## Begin Material shown

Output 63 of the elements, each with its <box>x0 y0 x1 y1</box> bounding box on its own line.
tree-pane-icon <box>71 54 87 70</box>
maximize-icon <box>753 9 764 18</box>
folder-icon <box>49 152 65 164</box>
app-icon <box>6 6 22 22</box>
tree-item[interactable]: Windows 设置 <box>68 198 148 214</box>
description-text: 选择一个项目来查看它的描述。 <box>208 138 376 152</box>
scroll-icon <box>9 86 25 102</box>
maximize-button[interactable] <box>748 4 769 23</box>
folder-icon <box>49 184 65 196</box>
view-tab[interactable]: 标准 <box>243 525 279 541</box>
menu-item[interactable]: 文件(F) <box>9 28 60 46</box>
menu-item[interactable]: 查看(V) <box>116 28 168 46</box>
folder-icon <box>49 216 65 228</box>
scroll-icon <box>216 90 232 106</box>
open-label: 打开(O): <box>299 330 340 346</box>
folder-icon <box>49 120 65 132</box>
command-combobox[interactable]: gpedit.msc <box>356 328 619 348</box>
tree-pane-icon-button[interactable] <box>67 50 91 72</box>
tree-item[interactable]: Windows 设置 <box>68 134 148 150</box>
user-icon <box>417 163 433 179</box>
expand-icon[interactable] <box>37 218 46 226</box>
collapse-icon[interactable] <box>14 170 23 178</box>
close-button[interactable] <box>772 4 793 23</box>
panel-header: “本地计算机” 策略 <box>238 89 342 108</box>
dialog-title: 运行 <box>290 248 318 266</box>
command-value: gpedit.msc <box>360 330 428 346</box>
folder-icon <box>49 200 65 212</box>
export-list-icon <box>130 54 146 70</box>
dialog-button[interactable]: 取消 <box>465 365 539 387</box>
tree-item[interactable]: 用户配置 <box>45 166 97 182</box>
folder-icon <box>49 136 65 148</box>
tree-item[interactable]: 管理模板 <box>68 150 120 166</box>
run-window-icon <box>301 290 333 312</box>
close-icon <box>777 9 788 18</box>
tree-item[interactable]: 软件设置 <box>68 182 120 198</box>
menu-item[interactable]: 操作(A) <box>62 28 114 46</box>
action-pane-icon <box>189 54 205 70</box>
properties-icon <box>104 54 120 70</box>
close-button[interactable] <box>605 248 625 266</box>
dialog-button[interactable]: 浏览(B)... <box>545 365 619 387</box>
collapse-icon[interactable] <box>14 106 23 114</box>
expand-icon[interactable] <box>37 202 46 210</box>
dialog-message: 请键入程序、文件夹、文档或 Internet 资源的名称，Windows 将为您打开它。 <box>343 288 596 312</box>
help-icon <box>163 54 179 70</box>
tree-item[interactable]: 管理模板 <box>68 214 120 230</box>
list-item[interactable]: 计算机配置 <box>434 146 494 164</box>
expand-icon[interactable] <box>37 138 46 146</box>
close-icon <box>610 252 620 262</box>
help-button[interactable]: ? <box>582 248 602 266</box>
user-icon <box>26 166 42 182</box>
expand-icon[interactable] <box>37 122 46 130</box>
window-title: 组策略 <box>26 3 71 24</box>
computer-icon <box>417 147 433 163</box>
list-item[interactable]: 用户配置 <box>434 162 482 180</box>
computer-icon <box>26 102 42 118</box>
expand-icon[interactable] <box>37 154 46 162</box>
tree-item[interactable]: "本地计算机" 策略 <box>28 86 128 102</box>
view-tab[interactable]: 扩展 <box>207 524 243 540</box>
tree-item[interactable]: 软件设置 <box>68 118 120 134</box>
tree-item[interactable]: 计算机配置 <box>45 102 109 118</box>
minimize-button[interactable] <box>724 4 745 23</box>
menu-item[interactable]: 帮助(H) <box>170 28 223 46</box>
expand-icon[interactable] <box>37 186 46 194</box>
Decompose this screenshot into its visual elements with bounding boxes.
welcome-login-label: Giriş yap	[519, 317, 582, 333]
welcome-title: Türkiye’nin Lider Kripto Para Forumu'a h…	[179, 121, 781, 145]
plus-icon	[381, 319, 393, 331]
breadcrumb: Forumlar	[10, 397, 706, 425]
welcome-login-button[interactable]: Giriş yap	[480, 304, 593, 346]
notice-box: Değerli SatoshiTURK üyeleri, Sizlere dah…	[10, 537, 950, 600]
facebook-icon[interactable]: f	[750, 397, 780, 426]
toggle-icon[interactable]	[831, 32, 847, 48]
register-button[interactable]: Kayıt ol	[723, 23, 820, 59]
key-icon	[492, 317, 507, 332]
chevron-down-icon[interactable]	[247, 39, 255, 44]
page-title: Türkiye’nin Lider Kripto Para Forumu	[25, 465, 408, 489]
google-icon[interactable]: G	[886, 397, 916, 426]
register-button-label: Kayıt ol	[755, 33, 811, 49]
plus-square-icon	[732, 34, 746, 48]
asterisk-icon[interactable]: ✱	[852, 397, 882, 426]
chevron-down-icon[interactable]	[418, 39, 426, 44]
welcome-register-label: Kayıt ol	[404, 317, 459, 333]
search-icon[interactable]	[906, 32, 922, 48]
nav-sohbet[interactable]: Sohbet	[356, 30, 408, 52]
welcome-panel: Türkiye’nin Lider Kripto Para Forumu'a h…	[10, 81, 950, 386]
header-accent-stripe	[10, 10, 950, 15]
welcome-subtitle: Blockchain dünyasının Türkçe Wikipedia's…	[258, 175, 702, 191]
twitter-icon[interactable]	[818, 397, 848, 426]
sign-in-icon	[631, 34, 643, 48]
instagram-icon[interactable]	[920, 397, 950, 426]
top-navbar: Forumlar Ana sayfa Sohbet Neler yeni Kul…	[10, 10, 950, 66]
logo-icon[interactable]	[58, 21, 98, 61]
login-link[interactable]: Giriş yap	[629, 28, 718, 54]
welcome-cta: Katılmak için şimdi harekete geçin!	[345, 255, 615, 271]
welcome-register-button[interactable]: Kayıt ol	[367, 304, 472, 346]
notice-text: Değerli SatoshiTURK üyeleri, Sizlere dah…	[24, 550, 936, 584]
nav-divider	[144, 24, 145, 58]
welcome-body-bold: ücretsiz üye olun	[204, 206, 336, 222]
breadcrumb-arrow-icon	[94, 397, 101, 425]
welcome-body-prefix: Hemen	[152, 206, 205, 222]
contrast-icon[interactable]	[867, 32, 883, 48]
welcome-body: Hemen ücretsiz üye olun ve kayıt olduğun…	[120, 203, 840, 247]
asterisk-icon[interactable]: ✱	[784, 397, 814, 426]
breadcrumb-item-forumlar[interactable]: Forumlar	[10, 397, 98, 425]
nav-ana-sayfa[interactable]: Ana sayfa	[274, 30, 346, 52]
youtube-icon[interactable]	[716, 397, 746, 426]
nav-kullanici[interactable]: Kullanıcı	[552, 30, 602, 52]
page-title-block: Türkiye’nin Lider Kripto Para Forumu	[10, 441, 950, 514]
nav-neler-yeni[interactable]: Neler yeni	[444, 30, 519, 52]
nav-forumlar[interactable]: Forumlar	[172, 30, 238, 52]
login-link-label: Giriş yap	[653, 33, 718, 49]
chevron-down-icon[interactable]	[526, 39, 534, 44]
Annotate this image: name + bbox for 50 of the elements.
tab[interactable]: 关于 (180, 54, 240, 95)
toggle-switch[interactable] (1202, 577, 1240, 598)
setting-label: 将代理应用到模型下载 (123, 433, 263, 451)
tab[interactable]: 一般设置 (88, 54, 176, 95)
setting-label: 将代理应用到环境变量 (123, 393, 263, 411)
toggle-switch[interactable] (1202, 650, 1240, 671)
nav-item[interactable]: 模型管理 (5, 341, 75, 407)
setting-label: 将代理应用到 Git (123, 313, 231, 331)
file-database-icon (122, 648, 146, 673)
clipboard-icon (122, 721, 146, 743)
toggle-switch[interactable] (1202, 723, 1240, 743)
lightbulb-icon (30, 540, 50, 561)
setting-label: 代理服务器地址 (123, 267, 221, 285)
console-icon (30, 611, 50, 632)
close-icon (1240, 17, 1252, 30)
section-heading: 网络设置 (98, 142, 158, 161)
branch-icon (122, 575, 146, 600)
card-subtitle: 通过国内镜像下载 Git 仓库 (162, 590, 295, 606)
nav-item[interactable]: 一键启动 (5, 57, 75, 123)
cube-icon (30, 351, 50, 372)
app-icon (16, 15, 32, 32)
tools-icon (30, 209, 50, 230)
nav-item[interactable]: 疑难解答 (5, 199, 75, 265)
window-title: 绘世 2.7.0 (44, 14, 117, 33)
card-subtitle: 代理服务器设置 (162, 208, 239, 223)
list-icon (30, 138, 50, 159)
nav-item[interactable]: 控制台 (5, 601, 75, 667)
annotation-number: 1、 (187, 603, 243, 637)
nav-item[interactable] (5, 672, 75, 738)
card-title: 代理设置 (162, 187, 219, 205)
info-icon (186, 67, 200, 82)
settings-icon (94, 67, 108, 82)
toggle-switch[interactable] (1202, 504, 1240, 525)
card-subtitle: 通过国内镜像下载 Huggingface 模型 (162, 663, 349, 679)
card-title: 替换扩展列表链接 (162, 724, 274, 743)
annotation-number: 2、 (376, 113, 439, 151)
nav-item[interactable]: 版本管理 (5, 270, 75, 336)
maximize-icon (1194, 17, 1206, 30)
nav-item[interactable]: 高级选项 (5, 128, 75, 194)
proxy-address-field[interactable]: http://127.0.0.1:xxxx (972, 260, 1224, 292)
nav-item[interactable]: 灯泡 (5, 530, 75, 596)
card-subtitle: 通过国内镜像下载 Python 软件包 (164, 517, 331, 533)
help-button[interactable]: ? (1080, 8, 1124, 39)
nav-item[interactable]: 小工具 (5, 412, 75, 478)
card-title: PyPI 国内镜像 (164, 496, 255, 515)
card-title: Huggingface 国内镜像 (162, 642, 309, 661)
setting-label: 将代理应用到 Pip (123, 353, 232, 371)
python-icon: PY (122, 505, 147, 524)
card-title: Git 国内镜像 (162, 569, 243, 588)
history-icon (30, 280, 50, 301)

## End Material shown

Challenge => Copy the records from the start through the line containing "app-icon <box>6 6 22 22</box>", character for character, and stop there.

Response for this exercise =>
Output 63 of the elements, each with its <box>x0 y0 x1 y1</box> bounding box on its own line.
tree-pane-icon <box>71 54 87 70</box>
maximize-icon <box>753 9 764 18</box>
folder-icon <box>49 152 65 164</box>
app-icon <box>6 6 22 22</box>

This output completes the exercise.